▸ **TASK BRIEF**
Wherever the string "this" appears, copy the whole line.

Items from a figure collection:
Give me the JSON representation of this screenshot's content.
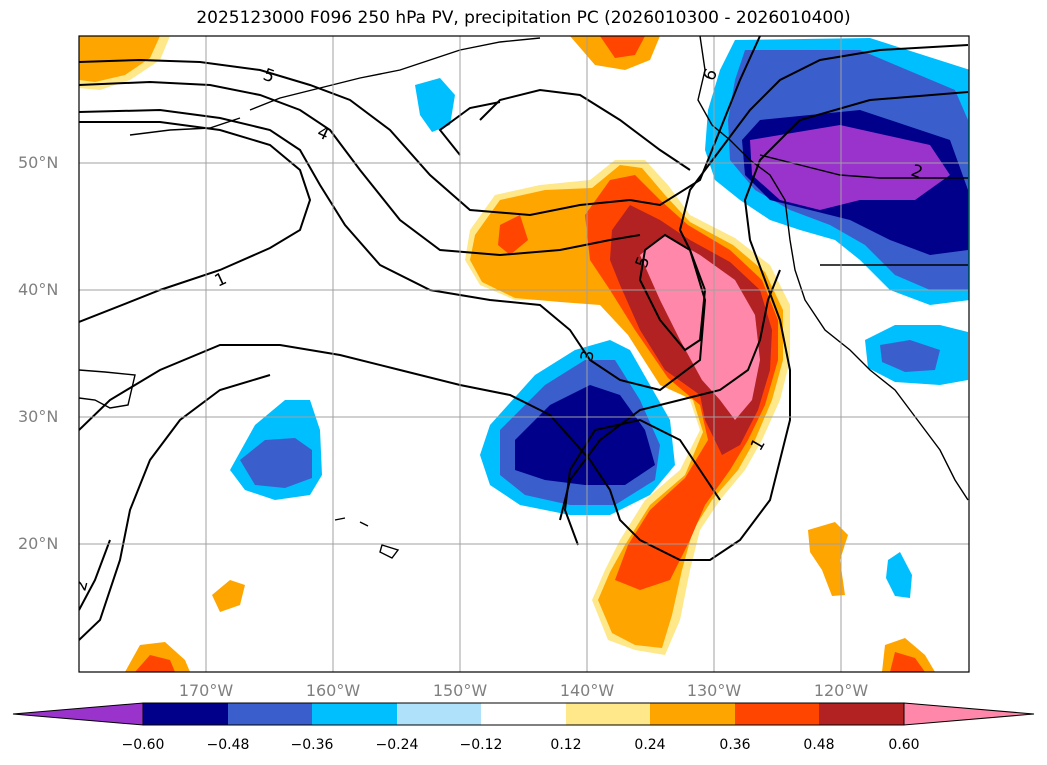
{
  "title": "2025123000 F096 250 hPa PV, precipitation PC (2026010300 - 2026010400)",
  "map": {
    "latitude_labels": [
      "50°N",
      "40°N",
      "30°N",
      "20°N"
    ],
    "longitude_labels": [
      "170°W",
      "160°W",
      "150°W",
      "140°W",
      "130°W",
      "120°W"
    ],
    "pv_contour_labels": [
      "5",
      "4",
      "1",
      "5",
      "3",
      "1",
      "2",
      "2",
      "6"
    ],
    "grid": true
  },
  "colorbar": {
    "ticks": [
      "−0.60",
      "−0.48",
      "−0.36",
      "−0.24",
      "−0.12",
      "0.12",
      "0.24",
      "0.36",
      "0.48",
      "0.60"
    ],
    "colors": [
      "#9933cc",
      "#00008b",
      "#3a5fcd",
      "#00bfff",
      "#afe1fa",
      "#ffffff",
      "#ffe88a",
      "#ffa500",
      "#ff4500",
      "#b22222",
      "#ff88aa"
    ],
    "extend": "both"
  }
}
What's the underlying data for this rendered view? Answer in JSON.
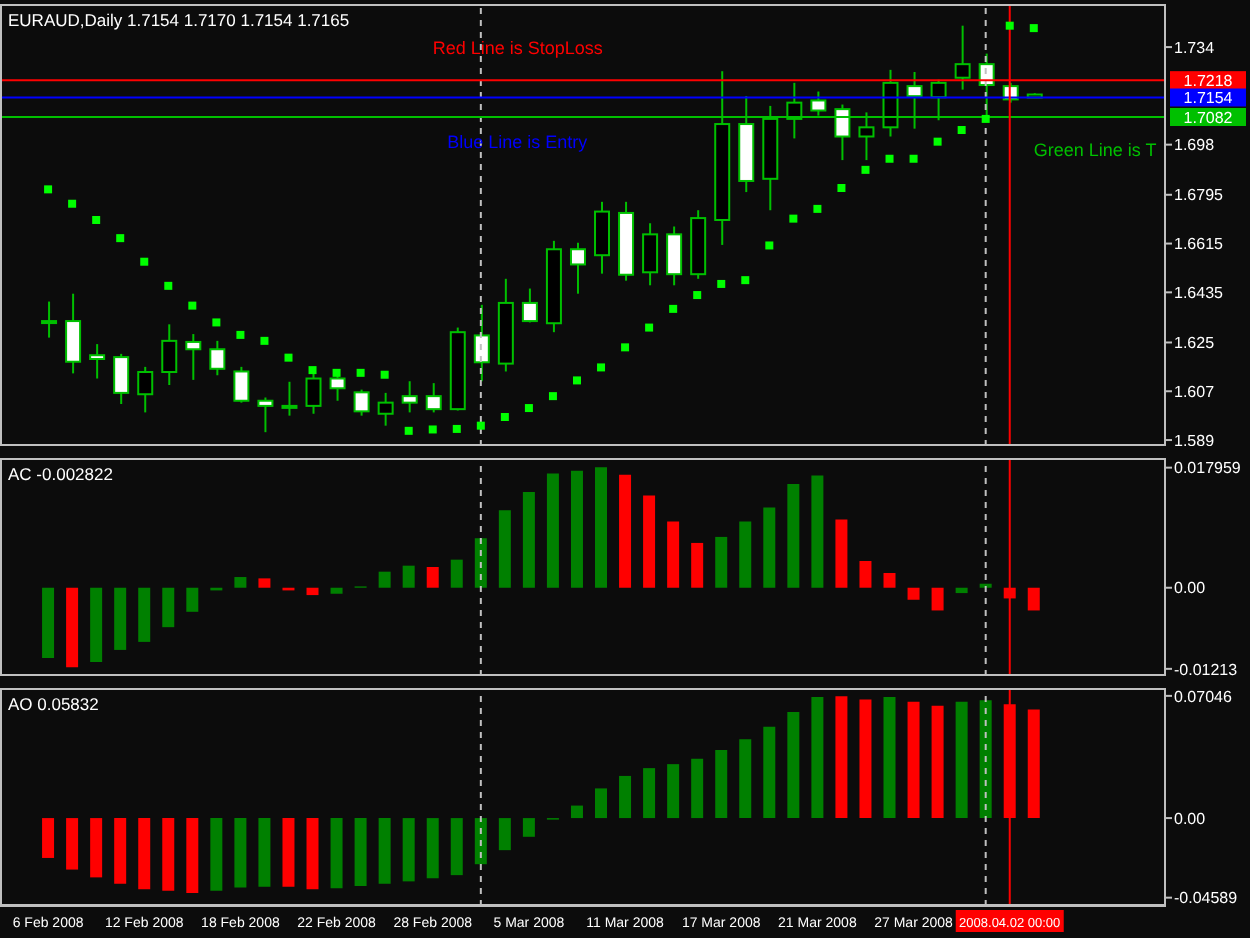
{
  "chart_data": [
    {
      "type": "candlestick",
      "title": "EURAUD,Daily 1.7154 1.7170 1.7154 1.7165",
      "color": "#00c000",
      "tick_labels": "y",
      "marker": "square",
      "categories": [
        "6 Feb 2008",
        null,
        null,
        null,
        "12 Feb 2008",
        null,
        null,
        null,
        "18 Feb 2008",
        null,
        null,
        null,
        "22 Feb 2008",
        null,
        null,
        null,
        "28 Feb 2008",
        null,
        null,
        null,
        "5 Mar 2008",
        null,
        null,
        null,
        "11 Mar 2008",
        null,
        null,
        null,
        "17 Mar 2008",
        null,
        null,
        null,
        "21 Mar 2008",
        null,
        null,
        null,
        "27 Mar 2008",
        null,
        null,
        null,
        "2008.04.02 00:00",
        null,
        null,
        null,
        null,
        null,
        null
      ],
      "ohlc": [
        [
          1.6329,
          1.6401,
          1.6268,
          1.6329
        ],
        [
          1.6329,
          1.643,
          1.6136,
          1.6179
        ],
        [
          1.6203,
          1.6244,
          1.6117,
          1.6189
        ],
        [
          1.6196,
          1.6208,
          1.6023,
          1.6064
        ],
        [
          1.6059,
          1.616,
          1.5992,
          1.6141
        ],
        [
          1.6141,
          1.6317,
          1.6093,
          1.6256
        ],
        [
          1.6252,
          1.6281,
          1.6112,
          1.6225
        ],
        [
          1.6225,
          1.6256,
          1.6129,
          1.6153
        ],
        [
          1.6143,
          1.616,
          1.6028,
          1.6035
        ],
        [
          1.6035,
          1.6047,
          1.5919,
          1.6016
        ],
        [
          1.6016,
          1.6105,
          1.598,
          1.6016
        ],
        [
          1.6016,
          1.6136,
          1.5987,
          1.6117
        ],
        [
          1.6117,
          1.6136,
          1.6035,
          1.6081
        ],
        [
          1.6066,
          1.6076,
          1.598,
          1.5996
        ],
        [
          1.5987,
          1.6064,
          1.5943,
          1.6028
        ],
        [
          1.6052,
          1.6107,
          1.5992,
          1.6028
        ],
        [
          1.6052,
          1.61,
          1.5992,
          1.6004
        ],
        [
          1.6004,
          1.6305,
          1.5999,
          1.6288
        ],
        [
          1.6276,
          1.6389,
          1.6107,
          1.6177
        ],
        [
          1.6172,
          1.6485,
          1.6143,
          1.6396
        ],
        [
          1.6396,
          1.6449,
          1.6324,
          1.6329
        ],
        [
          1.6321,
          1.6625,
          1.6288,
          1.6594
        ],
        [
          1.6594,
          1.6618,
          1.643,
          1.6538
        ],
        [
          1.6572,
          1.6769,
          1.6504,
          1.6733
        ],
        [
          1.6728,
          1.6769,
          1.6478,
          1.65
        ],
        [
          1.6509,
          1.669,
          1.6461,
          1.6649
        ],
        [
          1.6649,
          1.6678,
          1.6461,
          1.6502
        ],
        [
          1.6502,
          1.6738,
          1.6485,
          1.6709
        ],
        [
          1.6702,
          1.7251,
          1.661,
          1.7056
        ],
        [
          1.7056,
          1.7159,
          1.6805,
          1.6846
        ],
        [
          1.6854,
          1.7123,
          1.6738,
          1.7075
        ],
        [
          1.7075,
          1.7208,
          1.7003,
          1.7135
        ],
        [
          1.7143,
          1.7176,
          1.7087,
          1.7106
        ],
        [
          1.7111,
          1.7128,
          1.6923,
          1.701
        ],
        [
          1.701,
          1.7099,
          1.6923,
          1.7044
        ],
        [
          1.7044,
          1.7256,
          1.701,
          1.7208
        ],
        [
          1.7196,
          1.7248,
          1.7039,
          1.7159
        ],
        [
          1.7155,
          1.722,
          1.707,
          1.7208
        ],
        [
          1.7227,
          1.7419,
          1.7183,
          1.7277
        ],
        [
          1.7277,
          1.7316,
          1.7063,
          1.72
        ],
        [
          1.7196,
          1.7208,
          1.7135,
          1.7147
        ],
        [
          1.7154,
          1.717,
          1.7154,
          1.7165
        ],
        null,
        null,
        null,
        null,
        null
      ],
      "series": [
        {
          "type": "scatter",
          "color": "#00ff00",
          "values": [
            1.6815,
            1.6762,
            1.6702,
            1.6635,
            1.6548,
            1.6459,
            1.6386,
            1.6324,
            1.6278,
            1.6256,
            1.6194,
            1.6148,
            1.6138,
            1.6138,
            1.6131,
            1.5924,
            1.5929,
            1.5931,
            1.5943,
            1.5975,
            1.6008,
            1.6052,
            1.611,
            1.6158,
            1.6232,
            1.6305,
            1.6374,
            1.6425,
            1.6466,
            1.648,
            1.6608,
            1.6707,
            1.6743,
            1.682,
            1.6887,
            1.6928,
            1.6928,
            1.6991,
            1.7034,
            1.7075,
            1.7419,
            1.741,
            null,
            null,
            null,
            null,
            null
          ]
        }
      ],
      "ylim": [
        1.5868,
        1.7499
      ],
      "yticks": [
        1.589,
        1.607,
        1.625,
        1.6435,
        1.6615,
        1.6795,
        1.698,
        1.734
      ],
      "ref_lines": [
        {
          "axis": "y",
          "value": 1.7218,
          "label": "1.7218",
          "color": "#ff0000"
        },
        {
          "axis": "y",
          "value": 1.7154,
          "label": "1.7154",
          "color": "#0000ff"
        },
        {
          "axis": "y",
          "value": 1.7082,
          "label": "1.7082",
          "color": "#00c000"
        },
        {
          "axis": "x",
          "value": "2008.04.02 00:00",
          "color": "#ff0000",
          "line_style": "solid"
        }
      ],
      "annotations": [
        "Red Line is StopLoss",
        "Blue Line is Entry",
        "Green Line is T"
      ]
    },
    {
      "type": "bar",
      "title": "AC -0.002822",
      "tick_labels": "y",
      "categories": [
        "6 Feb 2008",
        null,
        null,
        null,
        "12 Feb 2008",
        null,
        null,
        null,
        "18 Feb 2008",
        null,
        null,
        null,
        "22 Feb 2008",
        null,
        null,
        null,
        "28 Feb 2008",
        null,
        null,
        null,
        "5 Mar 2008",
        null,
        null,
        null,
        "11 Mar 2008",
        null,
        null,
        null,
        "17 Mar 2008",
        null,
        null,
        null,
        "21 Mar 2008",
        null,
        null,
        null,
        "27 Mar 2008",
        null,
        null,
        null,
        "2008.04.02 00:00",
        null,
        null,
        null,
        null,
        null,
        null
      ],
      "values": [
        -0.0105,
        -0.0119,
        -0.0111,
        -0.0093,
        -0.0081,
        -0.0059,
        -0.0036,
        -0.0004,
        0.0016,
        0.0014,
        -0.0004,
        -0.0011,
        -0.0009,
        0.0002,
        0.0024,
        0.0033,
        0.0031,
        0.0042,
        0.0074,
        0.0116,
        0.0143,
        0.0171,
        0.0175,
        0.018,
        0.0169,
        0.0138,
        0.0099,
        0.0067,
        0.0076,
        0.0099,
        0.012,
        0.0155,
        0.0168,
        0.0102,
        0.004,
        0.0022,
        -0.0018,
        -0.0034,
        -0.0008,
        0.0006,
        -0.0016,
        -0.0034,
        null,
        null,
        null,
        null,
        null
      ],
      "colors": [
        "#008000",
        "#ff0000",
        "#008000",
        "#008000",
        "#008000",
        "#008000",
        "#008000",
        "#008000",
        "#008000",
        "#ff0000",
        "#ff0000",
        "#ff0000",
        "#008000",
        "#008000",
        "#008000",
        "#008000",
        "#ff0000",
        "#008000",
        "#008000",
        "#008000",
        "#008000",
        "#008000",
        "#008000",
        "#008000",
        "#ff0000",
        "#ff0000",
        "#ff0000",
        "#ff0000",
        "#008000",
        "#008000",
        "#008000",
        "#008000",
        "#008000",
        "#ff0000",
        "#ff0000",
        "#ff0000",
        "#ff0000",
        "#ff0000",
        "#008000",
        "#008000",
        "#ff0000",
        "#ff0000",
        null,
        null,
        null,
        null,
        null
      ],
      "ylim": [
        -0.0132,
        0.0194
      ],
      "yticks": [
        {
          "value": 0.017959,
          "label": "0.017959"
        },
        {
          "value": 0,
          "label": "0.00"
        },
        {
          "value": -0.01213,
          "label": "-0.01213"
        }
      ],
      "ref_lines": [
        {
          "axis": "x",
          "value": "2008.04.02 00:00",
          "color": "#ff0000",
          "line_style": "solid"
        }
      ]
    },
    {
      "type": "bar",
      "title": "AO 0.05832",
      "categories": [
        "6 Feb 2008",
        null,
        null,
        null,
        "12 Feb 2008",
        null,
        null,
        null,
        "18 Feb 2008",
        null,
        null,
        null,
        "22 Feb 2008",
        null,
        null,
        null,
        "28 Feb 2008",
        null,
        null,
        null,
        "5 Mar 2008",
        null,
        null,
        null,
        "11 Mar 2008",
        null,
        null,
        null,
        "17 Mar 2008",
        null,
        null,
        null,
        "21 Mar 2008",
        null,
        null,
        null,
        "27 Mar 2008",
        null,
        null,
        null,
        "2008.04.02 00:00",
        null,
        null,
        null,
        null,
        null,
        null
      ],
      "values": [
        -0.023,
        -0.0297,
        -0.0342,
        -0.0378,
        -0.041,
        -0.0419,
        -0.0432,
        -0.0419,
        -0.0401,
        -0.0396,
        -0.0396,
        -0.041,
        -0.0405,
        -0.0392,
        -0.0378,
        -0.0365,
        -0.0347,
        -0.0329,
        -0.0266,
        -0.0185,
        -0.0108,
        -0.0009,
        0.0072,
        0.0171,
        0.0243,
        0.0288,
        0.0311,
        0.0342,
        0.0392,
        0.0455,
        0.0527,
        0.0612,
        0.0698,
        0.0702,
        0.0684,
        0.0698,
        0.0671,
        0.0648,
        0.0671,
        0.068,
        0.0657,
        0.0626,
        null,
        null,
        null,
        null,
        null
      ],
      "colors": [
        "#ff0000",
        "#ff0000",
        "#ff0000",
        "#ff0000",
        "#ff0000",
        "#ff0000",
        "#ff0000",
        "#008000",
        "#008000",
        "#008000",
        "#ff0000",
        "#ff0000",
        "#008000",
        "#008000",
        "#008000",
        "#008000",
        "#008000",
        "#008000",
        "#008000",
        "#008000",
        "#008000",
        "#008000",
        "#008000",
        "#008000",
        "#008000",
        "#008000",
        "#008000",
        "#008000",
        "#008000",
        "#008000",
        "#008000",
        "#008000",
        "#008000",
        "#ff0000",
        "#ff0000",
        "#008000",
        "#ff0000",
        "#ff0000",
        "#008000",
        "#008000",
        "#ff0000",
        "#ff0000",
        null,
        null,
        null,
        null,
        null
      ],
      "ylim": [
        -0.0507,
        0.075
      ],
      "yticks": [
        {
          "value": 0.07046,
          "label": "0.07046"
        },
        {
          "value": 0,
          "label": "0.00"
        },
        {
          "value": -0.04589,
          "label": "-0.04589"
        }
      ],
      "ref_lines": [
        {
          "axis": "x",
          "value": "2008.04.02 00:00",
          "color": "#ff0000",
          "line_style": "solid"
        }
      ]
    }
  ]
}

▸ **TASK OUTPUT**
Give me the JSON representation of this screenshot's content.
What's the underlying data for this rendered view? Answer in JSON.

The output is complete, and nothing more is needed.